Output the lines below as a numbered list, skipping any blank lines and leaving out the pictures.

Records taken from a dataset
======

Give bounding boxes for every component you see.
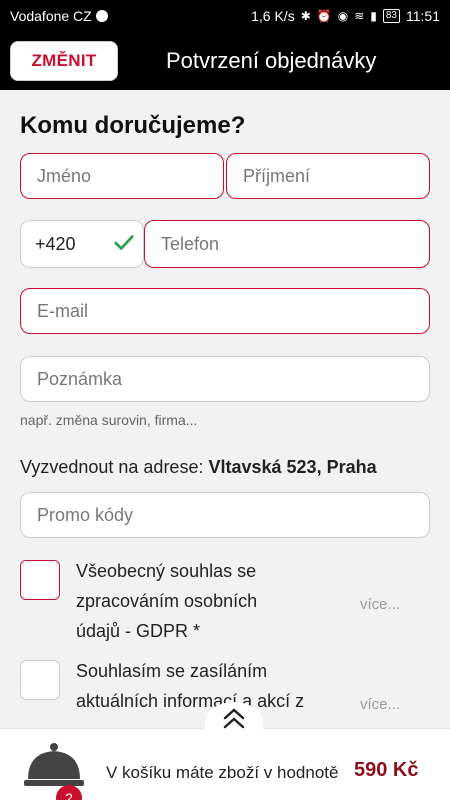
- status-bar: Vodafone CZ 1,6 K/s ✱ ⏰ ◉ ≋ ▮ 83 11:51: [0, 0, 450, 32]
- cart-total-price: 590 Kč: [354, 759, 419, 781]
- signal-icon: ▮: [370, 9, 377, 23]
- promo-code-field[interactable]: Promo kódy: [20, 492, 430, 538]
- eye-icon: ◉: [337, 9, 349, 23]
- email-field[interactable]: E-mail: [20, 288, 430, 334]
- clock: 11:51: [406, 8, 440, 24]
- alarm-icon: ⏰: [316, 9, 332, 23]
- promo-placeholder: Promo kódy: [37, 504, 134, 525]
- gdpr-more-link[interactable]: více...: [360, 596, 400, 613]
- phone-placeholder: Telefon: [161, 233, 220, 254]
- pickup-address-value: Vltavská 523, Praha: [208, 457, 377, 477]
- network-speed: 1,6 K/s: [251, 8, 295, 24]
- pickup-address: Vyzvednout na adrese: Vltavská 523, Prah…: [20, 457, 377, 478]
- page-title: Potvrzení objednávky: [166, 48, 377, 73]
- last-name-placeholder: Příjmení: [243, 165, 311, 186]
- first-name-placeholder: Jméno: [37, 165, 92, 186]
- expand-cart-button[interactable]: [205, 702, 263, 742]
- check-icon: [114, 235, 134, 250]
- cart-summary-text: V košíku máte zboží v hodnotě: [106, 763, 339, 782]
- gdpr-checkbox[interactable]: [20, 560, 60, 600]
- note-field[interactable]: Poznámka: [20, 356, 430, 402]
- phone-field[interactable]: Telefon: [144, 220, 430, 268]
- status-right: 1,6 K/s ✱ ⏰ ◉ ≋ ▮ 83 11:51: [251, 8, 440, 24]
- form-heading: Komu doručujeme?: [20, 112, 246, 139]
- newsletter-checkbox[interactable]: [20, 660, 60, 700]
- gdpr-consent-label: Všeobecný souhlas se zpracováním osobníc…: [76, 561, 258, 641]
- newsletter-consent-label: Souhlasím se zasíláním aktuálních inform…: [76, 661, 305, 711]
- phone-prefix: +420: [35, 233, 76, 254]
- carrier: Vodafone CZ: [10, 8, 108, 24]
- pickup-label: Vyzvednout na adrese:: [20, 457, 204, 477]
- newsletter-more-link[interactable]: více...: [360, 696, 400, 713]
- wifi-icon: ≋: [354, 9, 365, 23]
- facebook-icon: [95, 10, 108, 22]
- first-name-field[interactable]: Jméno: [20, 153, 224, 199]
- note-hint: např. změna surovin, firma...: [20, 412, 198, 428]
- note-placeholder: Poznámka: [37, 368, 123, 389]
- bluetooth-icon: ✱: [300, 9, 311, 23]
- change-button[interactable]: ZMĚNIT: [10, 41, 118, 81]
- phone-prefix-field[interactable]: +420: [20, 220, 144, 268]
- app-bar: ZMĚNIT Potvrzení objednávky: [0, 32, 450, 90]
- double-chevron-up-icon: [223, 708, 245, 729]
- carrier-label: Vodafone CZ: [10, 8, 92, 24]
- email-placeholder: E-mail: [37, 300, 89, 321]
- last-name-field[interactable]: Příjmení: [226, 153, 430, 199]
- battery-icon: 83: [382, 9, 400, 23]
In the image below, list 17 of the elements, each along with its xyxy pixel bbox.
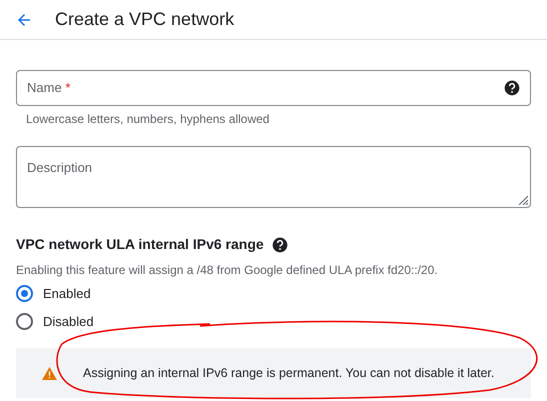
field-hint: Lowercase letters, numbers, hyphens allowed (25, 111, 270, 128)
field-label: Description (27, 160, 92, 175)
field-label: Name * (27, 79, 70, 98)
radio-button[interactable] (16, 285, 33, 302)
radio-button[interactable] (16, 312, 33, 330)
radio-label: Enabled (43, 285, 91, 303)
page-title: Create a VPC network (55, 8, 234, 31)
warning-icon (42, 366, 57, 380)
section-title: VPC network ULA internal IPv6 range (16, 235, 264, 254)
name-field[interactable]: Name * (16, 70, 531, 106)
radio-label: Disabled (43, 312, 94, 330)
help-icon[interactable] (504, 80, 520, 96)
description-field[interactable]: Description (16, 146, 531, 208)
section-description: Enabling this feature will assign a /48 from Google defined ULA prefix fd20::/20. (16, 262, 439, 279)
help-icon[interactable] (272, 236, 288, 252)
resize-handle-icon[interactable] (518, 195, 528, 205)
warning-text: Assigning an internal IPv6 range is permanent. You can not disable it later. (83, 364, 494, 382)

======

Result of the task:
1. Give bounding boxes for every component you see.
2. - status-bar: Vodafone CZ 1,6 K/s ✱ ⏰ ◉ ≋ ▮ 83 11:51: [0, 0, 450, 32]
3. - cart-total-price: 590 Kč: [354, 759, 419, 781]
4. - signal-icon: ▮: [370, 9, 377, 23]
5. - promo-code-field[interactable]: Promo kódy: [20, 492, 430, 538]
6. - eye-icon: ◉: [337, 9, 349, 23]
7. - email-field[interactable]: E-mail: [20, 288, 430, 334]
8. - clock: 11:51: [406, 8, 440, 24]
9. - alarm-icon: ⏰: [316, 9, 332, 23]
10. - promo-placeholder: Promo kódy: [37, 504, 134, 525]
11. - gdpr-more-link[interactable]: více...: [360, 596, 400, 613]
12. - phone-placeholder: Telefon: [161, 233, 220, 254]
13. - pickup-address-value: Vltavská 523, Praha: [208, 457, 377, 477]
14. - network-speed: 1,6 K/s: [251, 8, 295, 24]
15. - pickup-address: Vyzvednout na adrese: Vltavská 523, Prah…: [20, 457, 377, 478]
16. - page-title: Potvrzení objednávky: [166, 48, 377, 73]
17. - last-name-placeholder: Příjmení: [243, 165, 311, 186]
18. - first-name-placeholder: Jméno: [37, 165, 92, 186]
19. - expand-cart-button[interactable]: [205, 702, 263, 742]
20. - check-icon: [114, 235, 134, 250]
21. - cart-summary-text: V košíku máte zboží v hodnotě: [106, 763, 339, 782]
22. - gdpr-checkbox[interactable]: [20, 560, 60, 600]
23. - note-field[interactable]: Poznámka: [20, 356, 430, 402]
24. - phone-field[interactable]: Telefon: [144, 220, 430, 268]
25. - status-right: 1,6 K/s ✱ ⏰ ◉ ≋ ▮ 83 11:51: [251, 8, 440, 24]
26. - form-heading: Komu doručujeme?: [20, 112, 246, 139]
27. - newsletter-checkbox[interactable]: [20, 660, 60, 700]
28. - gdpr-consent-label: Všeobecný souhlas se zpracováním osobníc…: [76, 561, 258, 641]
29. - newsletter-consent-label: Souhlasím se zasíláním aktuálních inform…: [76, 661, 305, 711]
30. - phone-prefix: +420: [35, 233, 76, 254]
31. - carrier: Vodafone CZ: [10, 8, 108, 24]
32. - pickup-label: Vyzvednout na adrese:: [20, 457, 204, 477]
33. - newsletter-more-link[interactable]: více...: [360, 696, 400, 713]
34. - wifi-icon: ≋: [354, 9, 365, 23]
35. - facebook-icon: [95, 10, 108, 22]
36. - first-name-field[interactable]: Jméno: [20, 153, 224, 199]
37. - note-hint: např. změna surovin, firma...: [20, 412, 198, 428]
38. - note-placeholder: Poznámka: [37, 368, 123, 389]
39. - bluetooth-icon: ✱: [300, 9, 311, 23]
40. - change-button[interactable]: ZMĚNIT: [10, 41, 118, 81]
41. - phone-prefix-field[interactable]: +420: [20, 220, 144, 268]
42. - app-bar: ZMĚNIT Potvrzení objednávky: [0, 32, 450, 90]
43. - double-chevron-up-icon: [223, 708, 245, 729]
44. - carrier-label: Vodafone CZ: [10, 8, 92, 24]
45. - email-placeholder: E-mail: [37, 300, 89, 321]
46. - last-name-field[interactable]: Příjmení: [226, 153, 430, 199]
47. - battery-icon: 83: [382, 9, 400, 23]
48. In the image below, list 17 of the elements, each along with its xyxy pixel bbox.
49. field-hint: Lowercase letters, numbers, hyphens allowed (25, 111, 270, 128)
50. field-label: Description (27, 160, 92, 175)
51. field-label: Name * (27, 79, 70, 98)
52. radio-button[interactable] (16, 285, 33, 302)
53. radio-button[interactable] (16, 312, 33, 330)
54. radio-label: Enabled (43, 285, 91, 303)
55. page-title: Create a VPC network (55, 8, 234, 31)
56. warning-icon (42, 366, 57, 380)
57. section-title: VPC network ULA internal IPv6 range (16, 235, 264, 254)
58. name-field[interactable]: Name * (16, 70, 531, 106)
59. radio-label: Disabled (43, 312, 94, 330)
60. help-icon[interactable] (504, 80, 520, 96)
61. description-field[interactable]: Description (16, 146, 531, 208)
62. section-description: Enabling this feature will assign a /48 from Google defined ULA prefix fd20::/20. (16, 262, 439, 279)
63. help-icon[interactable] (272, 236, 288, 252)
64. resize-handle-icon[interactable] (518, 195, 528, 205)
65. warning-text: Assigning an internal IPv6 range is permanent. You can not disable it later. (83, 364, 494, 382)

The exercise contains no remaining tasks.